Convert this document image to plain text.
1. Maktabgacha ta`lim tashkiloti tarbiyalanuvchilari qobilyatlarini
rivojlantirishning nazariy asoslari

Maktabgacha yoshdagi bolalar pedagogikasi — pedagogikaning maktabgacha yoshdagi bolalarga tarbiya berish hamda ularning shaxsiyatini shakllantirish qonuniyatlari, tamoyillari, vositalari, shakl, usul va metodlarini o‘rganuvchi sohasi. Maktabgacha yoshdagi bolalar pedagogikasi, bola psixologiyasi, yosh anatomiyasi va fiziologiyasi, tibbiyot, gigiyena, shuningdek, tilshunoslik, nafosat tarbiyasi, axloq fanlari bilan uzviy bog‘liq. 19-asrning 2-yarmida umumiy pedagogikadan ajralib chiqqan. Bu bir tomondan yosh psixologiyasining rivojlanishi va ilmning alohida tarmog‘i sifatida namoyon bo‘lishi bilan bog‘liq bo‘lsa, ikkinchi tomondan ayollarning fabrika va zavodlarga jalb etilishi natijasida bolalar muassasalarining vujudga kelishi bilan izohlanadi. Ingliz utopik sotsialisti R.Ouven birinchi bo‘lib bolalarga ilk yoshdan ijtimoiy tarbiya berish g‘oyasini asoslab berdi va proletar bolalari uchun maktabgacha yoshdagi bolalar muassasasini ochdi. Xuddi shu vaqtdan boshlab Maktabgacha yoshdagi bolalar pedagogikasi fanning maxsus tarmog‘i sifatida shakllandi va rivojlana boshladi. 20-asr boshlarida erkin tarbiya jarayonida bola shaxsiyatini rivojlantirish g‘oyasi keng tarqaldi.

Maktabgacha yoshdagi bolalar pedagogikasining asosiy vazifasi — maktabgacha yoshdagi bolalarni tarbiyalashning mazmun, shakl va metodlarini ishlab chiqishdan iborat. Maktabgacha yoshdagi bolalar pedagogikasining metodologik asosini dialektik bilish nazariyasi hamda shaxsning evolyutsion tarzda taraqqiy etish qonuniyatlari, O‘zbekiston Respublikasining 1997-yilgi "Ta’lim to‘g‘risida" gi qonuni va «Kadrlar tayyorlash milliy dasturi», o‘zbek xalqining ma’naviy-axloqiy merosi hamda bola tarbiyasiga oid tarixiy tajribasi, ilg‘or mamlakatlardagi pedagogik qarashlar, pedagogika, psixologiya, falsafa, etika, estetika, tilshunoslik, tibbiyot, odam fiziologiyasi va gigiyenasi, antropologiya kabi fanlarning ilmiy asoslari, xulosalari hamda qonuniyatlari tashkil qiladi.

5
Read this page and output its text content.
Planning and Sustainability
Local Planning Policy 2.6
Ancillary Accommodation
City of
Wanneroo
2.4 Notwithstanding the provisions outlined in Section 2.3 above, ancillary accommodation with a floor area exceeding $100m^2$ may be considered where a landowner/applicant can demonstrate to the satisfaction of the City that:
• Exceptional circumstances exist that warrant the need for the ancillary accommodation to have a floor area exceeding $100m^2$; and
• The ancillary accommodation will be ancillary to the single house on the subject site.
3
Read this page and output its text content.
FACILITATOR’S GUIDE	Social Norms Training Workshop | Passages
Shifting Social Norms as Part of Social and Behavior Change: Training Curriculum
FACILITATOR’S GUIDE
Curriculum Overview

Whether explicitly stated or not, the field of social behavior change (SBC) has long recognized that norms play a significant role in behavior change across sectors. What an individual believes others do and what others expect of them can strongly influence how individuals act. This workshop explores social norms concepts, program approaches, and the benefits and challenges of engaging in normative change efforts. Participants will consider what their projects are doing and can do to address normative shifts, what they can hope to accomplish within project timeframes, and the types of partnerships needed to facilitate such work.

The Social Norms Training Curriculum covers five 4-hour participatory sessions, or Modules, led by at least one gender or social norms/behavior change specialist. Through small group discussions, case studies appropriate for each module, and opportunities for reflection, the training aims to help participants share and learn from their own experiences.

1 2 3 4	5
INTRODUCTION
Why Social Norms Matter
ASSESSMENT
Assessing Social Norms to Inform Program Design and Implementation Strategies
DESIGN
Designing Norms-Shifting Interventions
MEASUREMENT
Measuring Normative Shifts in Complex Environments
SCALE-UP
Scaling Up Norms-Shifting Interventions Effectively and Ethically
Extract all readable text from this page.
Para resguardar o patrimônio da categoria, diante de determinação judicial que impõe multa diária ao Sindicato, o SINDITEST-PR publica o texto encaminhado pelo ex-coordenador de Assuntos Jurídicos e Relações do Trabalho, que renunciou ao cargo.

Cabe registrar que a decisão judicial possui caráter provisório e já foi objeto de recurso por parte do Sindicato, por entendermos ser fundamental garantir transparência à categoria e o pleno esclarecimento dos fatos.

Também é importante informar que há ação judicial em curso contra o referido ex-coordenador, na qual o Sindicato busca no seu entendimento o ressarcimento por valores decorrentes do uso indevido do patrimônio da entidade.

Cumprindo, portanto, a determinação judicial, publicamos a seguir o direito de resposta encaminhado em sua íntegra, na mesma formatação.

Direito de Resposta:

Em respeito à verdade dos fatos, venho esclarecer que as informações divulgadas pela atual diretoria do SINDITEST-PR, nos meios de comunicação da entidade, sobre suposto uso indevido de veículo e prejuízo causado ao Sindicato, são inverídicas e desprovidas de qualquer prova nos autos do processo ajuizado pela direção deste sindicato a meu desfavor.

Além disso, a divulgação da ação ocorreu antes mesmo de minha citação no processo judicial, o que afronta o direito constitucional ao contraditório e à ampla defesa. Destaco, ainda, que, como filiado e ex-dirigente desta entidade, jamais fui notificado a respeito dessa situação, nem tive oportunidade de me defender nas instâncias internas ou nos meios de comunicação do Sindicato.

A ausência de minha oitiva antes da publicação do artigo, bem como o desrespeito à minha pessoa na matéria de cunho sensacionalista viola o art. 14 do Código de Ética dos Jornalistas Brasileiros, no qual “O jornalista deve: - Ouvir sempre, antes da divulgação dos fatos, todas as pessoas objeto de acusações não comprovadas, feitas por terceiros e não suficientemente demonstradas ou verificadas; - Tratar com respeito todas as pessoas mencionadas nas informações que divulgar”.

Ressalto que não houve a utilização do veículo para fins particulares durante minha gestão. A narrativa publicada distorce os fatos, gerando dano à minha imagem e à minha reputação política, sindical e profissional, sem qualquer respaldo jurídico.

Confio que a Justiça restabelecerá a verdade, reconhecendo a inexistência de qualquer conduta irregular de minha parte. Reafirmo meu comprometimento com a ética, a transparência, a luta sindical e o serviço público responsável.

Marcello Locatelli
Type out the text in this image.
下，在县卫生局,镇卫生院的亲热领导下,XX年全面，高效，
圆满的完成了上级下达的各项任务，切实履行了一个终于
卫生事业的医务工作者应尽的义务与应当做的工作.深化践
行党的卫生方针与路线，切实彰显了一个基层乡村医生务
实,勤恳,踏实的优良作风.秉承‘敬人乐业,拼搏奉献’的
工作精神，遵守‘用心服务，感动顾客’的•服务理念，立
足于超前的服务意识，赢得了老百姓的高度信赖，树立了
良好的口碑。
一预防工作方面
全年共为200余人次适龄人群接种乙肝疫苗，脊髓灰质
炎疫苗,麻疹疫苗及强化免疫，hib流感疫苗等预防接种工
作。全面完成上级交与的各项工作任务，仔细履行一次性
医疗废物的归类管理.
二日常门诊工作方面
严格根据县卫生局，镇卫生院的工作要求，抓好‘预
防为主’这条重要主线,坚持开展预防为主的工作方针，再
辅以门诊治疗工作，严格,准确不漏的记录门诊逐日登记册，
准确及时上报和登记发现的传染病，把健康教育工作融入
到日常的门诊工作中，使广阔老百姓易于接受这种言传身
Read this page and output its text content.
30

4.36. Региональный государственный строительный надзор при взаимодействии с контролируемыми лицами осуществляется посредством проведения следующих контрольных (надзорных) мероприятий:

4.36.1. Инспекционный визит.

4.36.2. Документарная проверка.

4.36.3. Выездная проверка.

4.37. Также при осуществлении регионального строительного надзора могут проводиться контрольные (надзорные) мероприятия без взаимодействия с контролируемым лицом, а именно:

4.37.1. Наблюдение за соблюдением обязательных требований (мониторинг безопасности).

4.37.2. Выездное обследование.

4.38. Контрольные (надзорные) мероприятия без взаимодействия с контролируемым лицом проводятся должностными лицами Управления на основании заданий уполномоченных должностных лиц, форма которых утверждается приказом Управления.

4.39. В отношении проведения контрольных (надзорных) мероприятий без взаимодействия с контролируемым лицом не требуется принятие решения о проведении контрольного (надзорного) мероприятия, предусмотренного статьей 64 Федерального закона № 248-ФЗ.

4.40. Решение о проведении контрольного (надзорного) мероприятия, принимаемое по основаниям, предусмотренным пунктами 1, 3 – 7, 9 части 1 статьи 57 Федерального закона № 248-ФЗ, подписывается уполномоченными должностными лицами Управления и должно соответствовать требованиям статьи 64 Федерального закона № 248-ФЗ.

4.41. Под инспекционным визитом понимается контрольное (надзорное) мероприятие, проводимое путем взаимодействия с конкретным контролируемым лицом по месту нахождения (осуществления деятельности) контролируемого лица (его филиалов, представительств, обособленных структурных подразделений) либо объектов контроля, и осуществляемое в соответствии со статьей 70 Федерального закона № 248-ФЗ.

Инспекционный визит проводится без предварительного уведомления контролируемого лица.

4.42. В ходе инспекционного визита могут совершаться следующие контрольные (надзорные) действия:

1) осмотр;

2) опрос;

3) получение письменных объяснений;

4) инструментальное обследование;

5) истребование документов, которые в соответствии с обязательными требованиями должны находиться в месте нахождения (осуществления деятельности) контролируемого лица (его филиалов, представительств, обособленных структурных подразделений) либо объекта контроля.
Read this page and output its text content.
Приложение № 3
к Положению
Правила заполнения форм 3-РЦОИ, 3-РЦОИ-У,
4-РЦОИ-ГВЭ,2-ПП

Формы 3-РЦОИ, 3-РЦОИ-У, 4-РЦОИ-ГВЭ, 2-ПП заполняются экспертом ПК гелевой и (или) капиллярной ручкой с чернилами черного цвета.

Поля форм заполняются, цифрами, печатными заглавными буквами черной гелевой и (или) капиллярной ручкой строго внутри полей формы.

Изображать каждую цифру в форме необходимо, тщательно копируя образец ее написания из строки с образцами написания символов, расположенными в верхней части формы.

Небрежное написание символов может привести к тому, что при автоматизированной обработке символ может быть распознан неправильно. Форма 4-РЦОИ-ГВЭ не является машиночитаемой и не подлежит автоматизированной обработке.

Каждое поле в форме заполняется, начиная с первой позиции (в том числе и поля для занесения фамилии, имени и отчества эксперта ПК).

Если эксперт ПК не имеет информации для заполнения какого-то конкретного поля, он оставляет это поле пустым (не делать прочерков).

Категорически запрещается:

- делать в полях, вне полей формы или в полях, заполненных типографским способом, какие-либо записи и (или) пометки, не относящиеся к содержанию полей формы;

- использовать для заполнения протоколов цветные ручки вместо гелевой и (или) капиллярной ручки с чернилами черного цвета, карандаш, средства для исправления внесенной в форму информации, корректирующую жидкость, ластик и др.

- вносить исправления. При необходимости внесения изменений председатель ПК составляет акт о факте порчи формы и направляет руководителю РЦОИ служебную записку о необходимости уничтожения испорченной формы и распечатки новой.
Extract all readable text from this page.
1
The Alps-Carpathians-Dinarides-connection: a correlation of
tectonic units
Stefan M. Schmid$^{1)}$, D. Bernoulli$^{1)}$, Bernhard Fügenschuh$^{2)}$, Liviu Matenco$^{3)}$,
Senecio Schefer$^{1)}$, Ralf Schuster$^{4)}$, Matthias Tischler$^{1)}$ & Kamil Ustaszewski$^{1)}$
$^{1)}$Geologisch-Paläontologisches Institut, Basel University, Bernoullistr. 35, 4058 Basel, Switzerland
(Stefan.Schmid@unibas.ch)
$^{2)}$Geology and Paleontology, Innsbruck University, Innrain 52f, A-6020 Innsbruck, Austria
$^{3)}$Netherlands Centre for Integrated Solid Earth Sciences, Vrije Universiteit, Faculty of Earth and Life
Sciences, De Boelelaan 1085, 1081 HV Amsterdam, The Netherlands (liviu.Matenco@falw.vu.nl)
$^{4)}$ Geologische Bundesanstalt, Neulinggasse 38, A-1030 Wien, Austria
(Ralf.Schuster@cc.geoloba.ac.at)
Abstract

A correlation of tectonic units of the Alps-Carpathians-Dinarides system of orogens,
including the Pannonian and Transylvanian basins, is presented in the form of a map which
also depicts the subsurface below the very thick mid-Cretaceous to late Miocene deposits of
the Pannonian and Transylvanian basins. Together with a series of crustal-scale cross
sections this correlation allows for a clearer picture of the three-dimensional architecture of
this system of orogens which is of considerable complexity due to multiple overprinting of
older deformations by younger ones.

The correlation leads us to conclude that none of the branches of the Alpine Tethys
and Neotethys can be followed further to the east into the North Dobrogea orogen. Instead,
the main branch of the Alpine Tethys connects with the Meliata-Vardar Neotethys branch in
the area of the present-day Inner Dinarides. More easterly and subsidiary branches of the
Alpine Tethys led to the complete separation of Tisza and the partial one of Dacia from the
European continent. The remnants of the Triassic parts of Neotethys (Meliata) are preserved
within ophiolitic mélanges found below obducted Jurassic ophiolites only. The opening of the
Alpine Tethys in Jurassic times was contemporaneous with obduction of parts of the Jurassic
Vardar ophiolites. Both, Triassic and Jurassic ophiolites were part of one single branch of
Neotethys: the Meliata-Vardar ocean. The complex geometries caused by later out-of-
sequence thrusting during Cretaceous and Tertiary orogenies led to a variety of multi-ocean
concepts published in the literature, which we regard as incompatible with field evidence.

- **Task to complete**:
Extract every line from the records above that contains the word "Jurassic".

- **Task response**:
within ophiolitic mélanges found below obducted Jurassic ophiolites only. The opening of the
Alpine Tethys in Jurassic times was contemporaneous with obduction of parts of the Jurassic
Vardar ophiolites. Both, Triassic and Jurassic ophiolites were part of one single branch of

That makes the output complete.